Items from a figure collection
---
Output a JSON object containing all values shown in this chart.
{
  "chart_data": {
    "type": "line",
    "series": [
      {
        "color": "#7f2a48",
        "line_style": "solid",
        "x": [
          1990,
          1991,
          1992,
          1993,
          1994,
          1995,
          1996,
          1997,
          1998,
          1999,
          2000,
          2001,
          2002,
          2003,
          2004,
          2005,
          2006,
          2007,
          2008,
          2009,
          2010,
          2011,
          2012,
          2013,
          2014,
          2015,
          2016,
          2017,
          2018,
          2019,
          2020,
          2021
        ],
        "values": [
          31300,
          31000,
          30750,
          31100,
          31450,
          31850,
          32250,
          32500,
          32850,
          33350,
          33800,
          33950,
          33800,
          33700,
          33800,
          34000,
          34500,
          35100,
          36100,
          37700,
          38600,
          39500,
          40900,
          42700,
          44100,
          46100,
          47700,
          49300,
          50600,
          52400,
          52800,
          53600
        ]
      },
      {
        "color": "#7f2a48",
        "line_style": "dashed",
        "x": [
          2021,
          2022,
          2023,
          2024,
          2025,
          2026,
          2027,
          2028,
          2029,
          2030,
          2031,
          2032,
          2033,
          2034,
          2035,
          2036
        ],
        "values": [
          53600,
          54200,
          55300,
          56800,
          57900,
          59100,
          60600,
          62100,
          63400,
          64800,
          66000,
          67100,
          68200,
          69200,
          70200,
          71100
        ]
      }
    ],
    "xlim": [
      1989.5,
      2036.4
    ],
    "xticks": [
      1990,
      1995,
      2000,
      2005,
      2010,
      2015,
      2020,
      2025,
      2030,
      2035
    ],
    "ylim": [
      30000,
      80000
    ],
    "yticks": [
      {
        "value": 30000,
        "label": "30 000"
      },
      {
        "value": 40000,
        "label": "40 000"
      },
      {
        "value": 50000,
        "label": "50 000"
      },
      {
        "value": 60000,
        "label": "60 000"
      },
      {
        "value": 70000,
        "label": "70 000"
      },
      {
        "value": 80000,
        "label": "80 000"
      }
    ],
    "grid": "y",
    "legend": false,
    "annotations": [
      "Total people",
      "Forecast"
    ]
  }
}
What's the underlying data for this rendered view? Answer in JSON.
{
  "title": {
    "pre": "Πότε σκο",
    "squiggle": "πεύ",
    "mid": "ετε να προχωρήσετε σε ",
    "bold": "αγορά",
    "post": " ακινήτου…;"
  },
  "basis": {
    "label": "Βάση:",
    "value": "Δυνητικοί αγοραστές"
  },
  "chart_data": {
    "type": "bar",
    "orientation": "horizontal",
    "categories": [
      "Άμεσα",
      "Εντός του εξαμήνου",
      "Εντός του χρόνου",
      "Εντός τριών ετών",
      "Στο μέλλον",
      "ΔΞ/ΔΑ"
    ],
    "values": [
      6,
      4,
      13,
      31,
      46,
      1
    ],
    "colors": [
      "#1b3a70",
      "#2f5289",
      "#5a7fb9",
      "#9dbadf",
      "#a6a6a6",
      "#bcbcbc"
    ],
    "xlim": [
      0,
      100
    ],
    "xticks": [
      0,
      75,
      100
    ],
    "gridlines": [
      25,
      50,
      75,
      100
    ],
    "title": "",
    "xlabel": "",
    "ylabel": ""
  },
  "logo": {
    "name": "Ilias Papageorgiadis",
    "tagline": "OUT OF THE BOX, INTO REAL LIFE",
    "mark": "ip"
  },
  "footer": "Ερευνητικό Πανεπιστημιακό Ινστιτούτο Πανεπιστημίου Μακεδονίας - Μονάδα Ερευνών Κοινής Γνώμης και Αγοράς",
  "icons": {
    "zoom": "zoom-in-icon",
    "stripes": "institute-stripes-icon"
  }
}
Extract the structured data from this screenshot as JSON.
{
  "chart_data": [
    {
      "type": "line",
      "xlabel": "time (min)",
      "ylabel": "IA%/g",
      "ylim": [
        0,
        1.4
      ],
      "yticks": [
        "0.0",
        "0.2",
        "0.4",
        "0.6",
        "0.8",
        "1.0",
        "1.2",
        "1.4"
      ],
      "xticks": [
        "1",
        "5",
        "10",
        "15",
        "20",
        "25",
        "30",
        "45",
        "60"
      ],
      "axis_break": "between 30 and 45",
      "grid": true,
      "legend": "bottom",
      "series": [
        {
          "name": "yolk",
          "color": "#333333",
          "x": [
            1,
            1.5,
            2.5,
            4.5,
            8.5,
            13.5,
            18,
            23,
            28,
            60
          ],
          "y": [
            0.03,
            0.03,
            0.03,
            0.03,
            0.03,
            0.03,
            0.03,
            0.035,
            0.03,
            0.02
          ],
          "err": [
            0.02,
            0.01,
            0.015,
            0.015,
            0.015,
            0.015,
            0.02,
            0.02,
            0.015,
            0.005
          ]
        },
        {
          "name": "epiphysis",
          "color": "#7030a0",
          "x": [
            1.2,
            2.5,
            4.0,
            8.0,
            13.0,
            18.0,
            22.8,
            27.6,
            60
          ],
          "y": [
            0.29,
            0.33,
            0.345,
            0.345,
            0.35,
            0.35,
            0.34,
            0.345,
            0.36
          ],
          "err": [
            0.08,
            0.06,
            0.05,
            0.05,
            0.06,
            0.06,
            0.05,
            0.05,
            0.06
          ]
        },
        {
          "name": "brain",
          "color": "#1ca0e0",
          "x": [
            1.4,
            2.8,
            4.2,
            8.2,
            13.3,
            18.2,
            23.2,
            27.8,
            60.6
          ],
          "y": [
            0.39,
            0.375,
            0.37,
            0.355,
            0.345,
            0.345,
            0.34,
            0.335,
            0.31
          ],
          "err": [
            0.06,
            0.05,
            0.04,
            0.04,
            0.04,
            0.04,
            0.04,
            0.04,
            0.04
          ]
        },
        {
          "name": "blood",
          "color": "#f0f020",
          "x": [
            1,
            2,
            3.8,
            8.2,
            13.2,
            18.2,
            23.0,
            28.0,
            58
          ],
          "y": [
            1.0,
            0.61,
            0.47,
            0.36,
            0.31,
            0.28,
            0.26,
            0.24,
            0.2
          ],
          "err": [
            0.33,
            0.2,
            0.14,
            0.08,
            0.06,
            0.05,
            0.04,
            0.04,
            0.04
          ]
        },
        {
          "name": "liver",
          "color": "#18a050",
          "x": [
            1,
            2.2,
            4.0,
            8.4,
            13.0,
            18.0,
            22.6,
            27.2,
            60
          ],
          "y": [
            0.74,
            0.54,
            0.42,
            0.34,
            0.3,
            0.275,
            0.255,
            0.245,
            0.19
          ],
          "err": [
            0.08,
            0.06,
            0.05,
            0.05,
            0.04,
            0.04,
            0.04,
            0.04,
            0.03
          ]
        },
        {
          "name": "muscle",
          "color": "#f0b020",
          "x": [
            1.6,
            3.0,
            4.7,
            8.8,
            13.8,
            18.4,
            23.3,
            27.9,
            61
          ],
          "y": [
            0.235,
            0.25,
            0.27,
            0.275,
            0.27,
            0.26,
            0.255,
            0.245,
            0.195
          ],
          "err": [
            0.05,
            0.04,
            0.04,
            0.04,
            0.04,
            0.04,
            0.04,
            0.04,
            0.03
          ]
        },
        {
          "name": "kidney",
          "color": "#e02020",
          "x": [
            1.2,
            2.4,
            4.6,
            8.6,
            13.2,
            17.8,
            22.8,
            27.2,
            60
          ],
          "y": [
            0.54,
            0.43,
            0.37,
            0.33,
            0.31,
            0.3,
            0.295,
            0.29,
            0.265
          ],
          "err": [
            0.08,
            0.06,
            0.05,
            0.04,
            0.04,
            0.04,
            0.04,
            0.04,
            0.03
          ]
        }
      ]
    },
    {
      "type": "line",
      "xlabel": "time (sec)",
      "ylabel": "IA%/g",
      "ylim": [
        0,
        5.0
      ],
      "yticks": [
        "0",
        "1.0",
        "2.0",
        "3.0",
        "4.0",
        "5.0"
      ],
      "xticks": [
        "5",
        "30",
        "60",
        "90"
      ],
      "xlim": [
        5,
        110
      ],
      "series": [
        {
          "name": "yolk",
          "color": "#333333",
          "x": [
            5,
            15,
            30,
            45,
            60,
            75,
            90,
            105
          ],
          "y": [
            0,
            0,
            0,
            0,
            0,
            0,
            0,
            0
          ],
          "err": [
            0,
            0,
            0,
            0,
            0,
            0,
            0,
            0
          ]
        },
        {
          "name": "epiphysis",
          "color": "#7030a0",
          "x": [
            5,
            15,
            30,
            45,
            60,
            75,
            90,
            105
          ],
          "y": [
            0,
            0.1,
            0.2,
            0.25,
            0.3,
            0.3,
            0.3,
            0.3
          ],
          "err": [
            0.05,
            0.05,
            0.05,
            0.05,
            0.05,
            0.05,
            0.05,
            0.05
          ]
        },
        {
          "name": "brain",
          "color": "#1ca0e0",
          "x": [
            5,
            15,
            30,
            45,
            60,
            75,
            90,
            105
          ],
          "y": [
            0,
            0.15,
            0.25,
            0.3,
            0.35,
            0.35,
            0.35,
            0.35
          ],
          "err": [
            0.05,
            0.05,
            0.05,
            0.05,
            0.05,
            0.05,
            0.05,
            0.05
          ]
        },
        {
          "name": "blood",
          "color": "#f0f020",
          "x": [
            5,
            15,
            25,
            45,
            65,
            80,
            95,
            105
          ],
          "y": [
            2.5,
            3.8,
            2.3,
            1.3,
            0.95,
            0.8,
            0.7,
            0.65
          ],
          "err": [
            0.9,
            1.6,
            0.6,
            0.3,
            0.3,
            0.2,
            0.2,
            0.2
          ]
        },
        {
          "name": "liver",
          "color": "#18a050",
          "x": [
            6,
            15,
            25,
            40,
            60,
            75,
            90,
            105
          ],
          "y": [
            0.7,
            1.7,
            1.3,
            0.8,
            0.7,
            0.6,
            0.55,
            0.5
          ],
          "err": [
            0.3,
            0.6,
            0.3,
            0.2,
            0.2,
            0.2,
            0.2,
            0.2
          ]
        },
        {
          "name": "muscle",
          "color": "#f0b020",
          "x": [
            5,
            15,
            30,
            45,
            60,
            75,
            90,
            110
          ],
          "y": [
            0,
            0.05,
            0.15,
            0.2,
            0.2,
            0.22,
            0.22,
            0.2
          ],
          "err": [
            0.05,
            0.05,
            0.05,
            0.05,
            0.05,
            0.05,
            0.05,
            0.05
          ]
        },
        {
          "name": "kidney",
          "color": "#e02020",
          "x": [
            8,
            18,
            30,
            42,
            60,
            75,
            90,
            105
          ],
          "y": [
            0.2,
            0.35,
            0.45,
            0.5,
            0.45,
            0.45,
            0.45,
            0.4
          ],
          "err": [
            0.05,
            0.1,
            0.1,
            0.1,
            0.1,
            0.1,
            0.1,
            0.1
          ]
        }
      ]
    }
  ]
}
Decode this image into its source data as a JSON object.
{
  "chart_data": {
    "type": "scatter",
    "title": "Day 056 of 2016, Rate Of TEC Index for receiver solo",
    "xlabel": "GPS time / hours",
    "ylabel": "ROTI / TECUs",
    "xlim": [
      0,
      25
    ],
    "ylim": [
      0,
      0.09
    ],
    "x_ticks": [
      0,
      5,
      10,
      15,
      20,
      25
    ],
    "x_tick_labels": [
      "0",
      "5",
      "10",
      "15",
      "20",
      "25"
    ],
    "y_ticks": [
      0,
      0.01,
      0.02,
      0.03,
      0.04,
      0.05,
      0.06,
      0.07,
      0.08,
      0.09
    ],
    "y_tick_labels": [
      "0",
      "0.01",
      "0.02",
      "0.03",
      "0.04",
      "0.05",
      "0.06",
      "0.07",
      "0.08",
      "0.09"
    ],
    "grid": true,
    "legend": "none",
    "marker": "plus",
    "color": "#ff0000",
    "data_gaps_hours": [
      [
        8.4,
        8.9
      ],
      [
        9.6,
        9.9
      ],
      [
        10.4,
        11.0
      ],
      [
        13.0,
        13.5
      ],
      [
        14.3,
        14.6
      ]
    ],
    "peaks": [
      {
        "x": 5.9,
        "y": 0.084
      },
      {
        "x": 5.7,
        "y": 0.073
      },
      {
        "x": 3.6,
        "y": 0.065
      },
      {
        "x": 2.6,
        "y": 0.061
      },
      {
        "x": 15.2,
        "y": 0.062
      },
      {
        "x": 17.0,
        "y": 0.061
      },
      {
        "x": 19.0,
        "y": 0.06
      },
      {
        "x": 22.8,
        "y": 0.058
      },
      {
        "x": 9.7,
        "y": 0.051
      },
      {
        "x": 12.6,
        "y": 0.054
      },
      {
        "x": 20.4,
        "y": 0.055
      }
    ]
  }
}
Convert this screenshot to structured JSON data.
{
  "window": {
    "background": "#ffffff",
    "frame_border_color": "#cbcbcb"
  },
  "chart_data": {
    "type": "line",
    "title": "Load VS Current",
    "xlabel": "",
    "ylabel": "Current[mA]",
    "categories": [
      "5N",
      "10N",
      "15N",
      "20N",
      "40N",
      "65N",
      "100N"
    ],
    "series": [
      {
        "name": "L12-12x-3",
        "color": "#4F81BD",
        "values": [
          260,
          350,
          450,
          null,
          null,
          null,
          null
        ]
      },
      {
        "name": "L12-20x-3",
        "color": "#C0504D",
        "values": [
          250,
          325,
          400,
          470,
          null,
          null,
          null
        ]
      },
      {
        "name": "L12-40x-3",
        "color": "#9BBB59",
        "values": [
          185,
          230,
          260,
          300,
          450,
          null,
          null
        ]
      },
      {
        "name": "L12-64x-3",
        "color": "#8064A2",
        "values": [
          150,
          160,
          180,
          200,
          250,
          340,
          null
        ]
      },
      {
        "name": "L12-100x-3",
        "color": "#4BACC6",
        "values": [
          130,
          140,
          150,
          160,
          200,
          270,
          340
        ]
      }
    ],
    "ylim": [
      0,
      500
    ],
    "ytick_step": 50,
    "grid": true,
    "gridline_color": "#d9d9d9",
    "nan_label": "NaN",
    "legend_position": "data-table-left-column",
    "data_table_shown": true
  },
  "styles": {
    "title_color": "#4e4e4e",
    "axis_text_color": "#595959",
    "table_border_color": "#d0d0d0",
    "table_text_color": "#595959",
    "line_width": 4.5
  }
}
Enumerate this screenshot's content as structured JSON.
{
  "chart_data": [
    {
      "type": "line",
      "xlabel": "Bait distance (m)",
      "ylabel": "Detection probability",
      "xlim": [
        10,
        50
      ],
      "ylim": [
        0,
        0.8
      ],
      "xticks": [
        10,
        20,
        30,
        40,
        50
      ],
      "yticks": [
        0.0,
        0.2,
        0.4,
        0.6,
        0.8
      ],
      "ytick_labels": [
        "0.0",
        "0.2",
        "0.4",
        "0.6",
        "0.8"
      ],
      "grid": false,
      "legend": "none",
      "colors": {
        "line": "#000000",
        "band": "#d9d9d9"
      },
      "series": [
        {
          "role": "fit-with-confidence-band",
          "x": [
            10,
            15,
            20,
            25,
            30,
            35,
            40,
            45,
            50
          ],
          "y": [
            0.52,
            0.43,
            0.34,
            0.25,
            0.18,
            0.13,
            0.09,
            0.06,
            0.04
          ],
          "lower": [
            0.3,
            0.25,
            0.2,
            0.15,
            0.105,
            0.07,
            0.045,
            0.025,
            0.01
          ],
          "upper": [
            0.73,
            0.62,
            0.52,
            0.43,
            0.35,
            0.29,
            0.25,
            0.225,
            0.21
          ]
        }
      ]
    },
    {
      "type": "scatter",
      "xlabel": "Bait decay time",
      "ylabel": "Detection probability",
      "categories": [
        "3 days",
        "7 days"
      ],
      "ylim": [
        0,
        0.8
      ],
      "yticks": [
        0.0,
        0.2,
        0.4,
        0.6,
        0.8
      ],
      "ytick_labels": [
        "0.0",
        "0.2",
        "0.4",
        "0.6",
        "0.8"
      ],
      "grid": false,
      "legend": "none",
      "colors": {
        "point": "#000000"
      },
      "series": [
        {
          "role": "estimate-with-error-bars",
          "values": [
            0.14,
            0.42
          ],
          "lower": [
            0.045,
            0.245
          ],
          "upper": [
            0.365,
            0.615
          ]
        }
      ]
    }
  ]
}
---
» Task instructions: Track down the lines that include the word "JSON" and copy them.

» Full answer:
Output a JSON object containing all values shown in this chart.
What's the underlying data for this rendered view? Answer in JSON.
Extract the structured data from this screenshot as JSON.
Decode this image into its source data as a JSON object.
Convert this screenshot to structured JSON data.
Enumerate this screenshot's content as structured JSON.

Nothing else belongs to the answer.